▶ [Task details]
Exactly reproduce the entries, dropping any pictures from your copy.

Figure content listings:
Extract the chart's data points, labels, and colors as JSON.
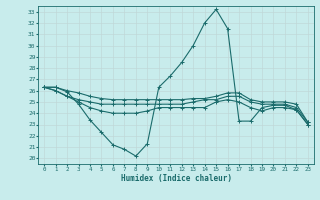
{
  "xlabel": "Humidex (Indice chaleur)",
  "ylabel": "",
  "bg_color": "#c8ecec",
  "grid_color": "#b0d8d8",
  "line_color": "#1a6b6b",
  "xlim": [
    -0.5,
    23.5
  ],
  "ylim": [
    19.5,
    33.5
  ],
  "xticks": [
    0,
    1,
    2,
    3,
    4,
    5,
    6,
    7,
    8,
    9,
    10,
    11,
    12,
    13,
    14,
    15,
    16,
    17,
    18,
    19,
    20,
    21,
    22,
    23
  ],
  "yticks": [
    20,
    21,
    22,
    23,
    24,
    25,
    26,
    27,
    28,
    29,
    30,
    31,
    32,
    33
  ],
  "line1_x": [
    0,
    1,
    2,
    3,
    4,
    5,
    6,
    7,
    8,
    9,
    10,
    11,
    12,
    13,
    14,
    15,
    16,
    17,
    18,
    19,
    20,
    21,
    22,
    23
  ],
  "line1_y": [
    26.3,
    26.3,
    25.9,
    24.8,
    23.4,
    22.3,
    21.2,
    20.8,
    20.2,
    21.3,
    26.3,
    27.3,
    28.5,
    30.0,
    32.0,
    33.2,
    31.5,
    23.3,
    23.3,
    24.5,
    24.7,
    24.7,
    24.3,
    23.0
  ],
  "line2_x": [
    0,
    1,
    2,
    3,
    4,
    5,
    6,
    7,
    8,
    9,
    10,
    11,
    12,
    13,
    14,
    15,
    16,
    17,
    18,
    19,
    20,
    21,
    22,
    23
  ],
  "line2_y": [
    26.3,
    26.0,
    25.5,
    25.0,
    24.5,
    24.2,
    24.0,
    24.0,
    24.0,
    24.2,
    24.5,
    24.5,
    24.5,
    24.5,
    24.5,
    25.0,
    25.2,
    25.0,
    24.5,
    24.2,
    24.5,
    24.5,
    24.3,
    23.0
  ],
  "line3_x": [
    0,
    1,
    2,
    3,
    4,
    5,
    6,
    7,
    8,
    9,
    10,
    11,
    12,
    13,
    14,
    15,
    16,
    17,
    18,
    19,
    20,
    21,
    22,
    23
  ],
  "line3_y": [
    26.3,
    26.0,
    25.5,
    25.2,
    25.0,
    24.8,
    24.8,
    24.8,
    24.8,
    24.8,
    24.8,
    24.8,
    24.8,
    25.0,
    25.2,
    25.2,
    25.5,
    25.5,
    25.0,
    24.8,
    24.8,
    24.8,
    24.5,
    23.2
  ],
  "line4_x": [
    0,
    1,
    2,
    3,
    4,
    5,
    6,
    7,
    8,
    9,
    10,
    11,
    12,
    13,
    14,
    15,
    16,
    17,
    18,
    19,
    20,
    21,
    22,
    23
  ],
  "line4_y": [
    26.3,
    26.3,
    26.0,
    25.8,
    25.5,
    25.3,
    25.2,
    25.2,
    25.2,
    25.2,
    25.2,
    25.2,
    25.2,
    25.3,
    25.3,
    25.5,
    25.8,
    25.8,
    25.2,
    25.0,
    25.0,
    25.0,
    24.8,
    23.2
  ]
}
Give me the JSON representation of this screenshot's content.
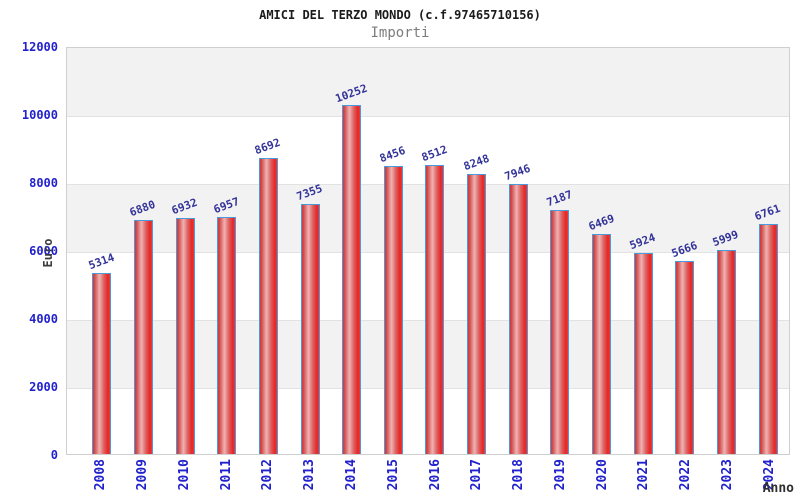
{
  "chart": {
    "title": "AMICI DEL TERZO MONDO (c.f.97465710156)",
    "subtitle": "Importi"
  },
  "chart_data": {
    "type": "bar",
    "title": "AMICI DEL TERZO MONDO (c.f.97465710156)",
    "subtitle": "Importi",
    "xlabel": "Anno",
    "ylabel": "Euro",
    "categories": [
      "2008",
      "2009",
      "2010",
      "2011",
      "2012",
      "2013",
      "2014",
      "2015",
      "2016",
      "2017",
      "2018",
      "2019",
      "2020",
      "2021",
      "2022",
      "2023",
      "2024"
    ],
    "values": [
      5314,
      6880,
      6932,
      6957,
      8692,
      7355,
      10252,
      8456,
      8512,
      8248,
      7946,
      7187,
      6469,
      5924,
      5666,
      5999,
      6761
    ],
    "ylim": [
      0,
      12000
    ],
    "yticks": [
      0,
      2000,
      4000,
      6000,
      8000,
      10000,
      12000
    ],
    "grid": "horizontal-bands-alternating",
    "legend": "none",
    "bar_labels": "values-rotated-above-bars",
    "colors": {
      "bar_fill_edge": "#e03030",
      "bar_fill_center": "#f2b2b2",
      "bar_border": "#4a9ade",
      "axis_tick_label": "#2121cd",
      "value_label": "#333399",
      "axis_title": "#3d3d3d",
      "band_gray": "#f2f2f2",
      "band_white": "#ffffff",
      "gridline": "#e2e2e2",
      "plot_border": "#cfcfcf",
      "title": "#1b1b1b",
      "subtitle": "#7d7d7d"
    }
  }
}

▶ [Worked answer]
Extract the chart's data points, labels, and colors as JSON.
{
  "xlabel": "Humidex (Indice chaleur)",
  "ylabel": "",
  "bg_color": "#c8ecec",
  "grid_color": "#b0d8d8",
  "line_color": "#1a6b6b",
  "xlim": [
    -0.5,
    23.5
  ],
  "ylim": [
    19.5,
    33.5
  ],
  "xticks": [
    0,
    1,
    2,
    3,
    4,
    5,
    6,
    7,
    8,
    9,
    10,
    11,
    12,
    13,
    14,
    15,
    16,
    17,
    18,
    19,
    20,
    21,
    22,
    23
  ],
  "yticks": [
    20,
    21,
    22,
    23,
    24,
    25,
    26,
    27,
    28,
    29,
    30,
    31,
    32,
    33
  ],
  "line1_x": [
    0,
    1,
    2,
    3,
    4,
    5,
    6,
    7,
    8,
    9,
    10,
    11,
    12,
    13,
    14,
    15,
    16,
    17,
    18,
    19,
    20,
    21,
    22,
    23
  ],
  "line1_y": [
    26.3,
    26.3,
    25.9,
    24.8,
    23.4,
    22.3,
    21.2,
    20.8,
    20.2,
    21.3,
    26.3,
    27.3,
    28.5,
    30.0,
    32.0,
    33.2,
    31.5,
    23.3,
    23.3,
    24.5,
    24.7,
    24.7,
    24.3,
    23.0
  ],
  "line2_x": [
    0,
    1,
    2,
    3,
    4,
    5,
    6,
    7,
    8,
    9,
    10,
    11,
    12,
    13,
    14,
    15,
    16,
    17,
    18,
    19,
    20,
    21,
    22,
    23
  ],
  "line2_y": [
    26.3,
    26.0,
    25.5,
    25.0,
    24.5,
    24.2,
    24.0,
    24.0,
    24.0,
    24.2,
    24.5,
    24.5,
    24.5,
    24.5,
    24.5,
    25.0,
    25.2,
    25.0,
    24.5,
    24.2,
    24.5,
    24.5,
    24.3,
    23.0
  ],
  "line3_x": [
    0,
    1,
    2,
    3,
    4,
    5,
    6,
    7,
    8,
    9,
    10,
    11,
    12,
    13,
    14,
    15,
    16,
    17,
    18,
    19,
    20,
    21,
    22,
    23
  ],
  "line3_y": [
    26.3,
    26.0,
    25.5,
    25.2,
    25.0,
    24.8,
    24.8,
    24.8,
    24.8,
    24.8,
    24.8,
    24.8,
    24.8,
    25.0,
    25.2,
    25.2,
    25.5,
    25.5,
    25.0,
    24.8,
    24.8,
    24.8,
    24.5,
    23.2
  ],
  "line4_x": [
    0,
    1,
    2,
    3,
    4,
    5,
    6,
    7,
    8,
    9,
    10,
    11,
    12,
    13,
    14,
    15,
    16,
    17,
    18,
    19,
    20,
    21,
    22,
    23
  ],
  "line4_y": [
    26.3,
    26.3,
    26.0,
    25.8,
    25.5,
    25.3,
    25.2,
    25.2,
    25.2,
    25.2,
    25.2,
    25.2,
    25.2,
    25.3,
    25.3,
    25.5,
    25.8,
    25.8,
    25.2,
    25.0,
    25.0,
    25.0,
    24.8,
    23.2
  ]
}
Give me the JSON representation of this screenshot's content.
{
  "chart": {
    "title": "AMICI DEL TERZO MONDO (c.f.97465710156)",
    "subtitle": "Importi"
  },
  "chart_data": {
    "type": "bar",
    "title": "AMICI DEL TERZO MONDO (c.f.97465710156)",
    "subtitle": "Importi",
    "xlabel": "Anno",
    "ylabel": "Euro",
    "categories": [
      "2008",
      "2009",
      "2010",
      "2011",
      "2012",
      "2013",
      "2014",
      "2015",
      "2016",
      "2017",
      "2018",
      "2019",
      "2020",
      "2021",
      "2022",
      "2023",
      "2024"
    ],
    "values": [
      5314,
      6880,
      6932,
      6957,
      8692,
      7355,
      10252,
      8456,
      8512,
      8248,
      7946,
      7187,
      6469,
      5924,
      5666,
      5999,
      6761
    ],
    "ylim": [
      0,
      12000
    ],
    "yticks": [
      0,
      2000,
      4000,
      6000,
      8000,
      10000,
      12000
    ],
    "grid": "horizontal-bands-alternating",
    "legend": "none",
    "bar_labels": "values-rotated-above-bars",
    "colors": {
      "bar_fill_edge": "#e03030",
      "bar_fill_center": "#f2b2b2",
      "bar_border": "#4a9ade",
      "axis_tick_label": "#2121cd",
      "value_label": "#333399",
      "axis_title": "#3d3d3d",
      "band_gray": "#f2f2f2",
      "band_white": "#ffffff",
      "gridline": "#e2e2e2",
      "plot_border": "#cfcfcf",
      "title": "#1b1b1b",
      "subtitle": "#7d7d7d"
    }
  }
}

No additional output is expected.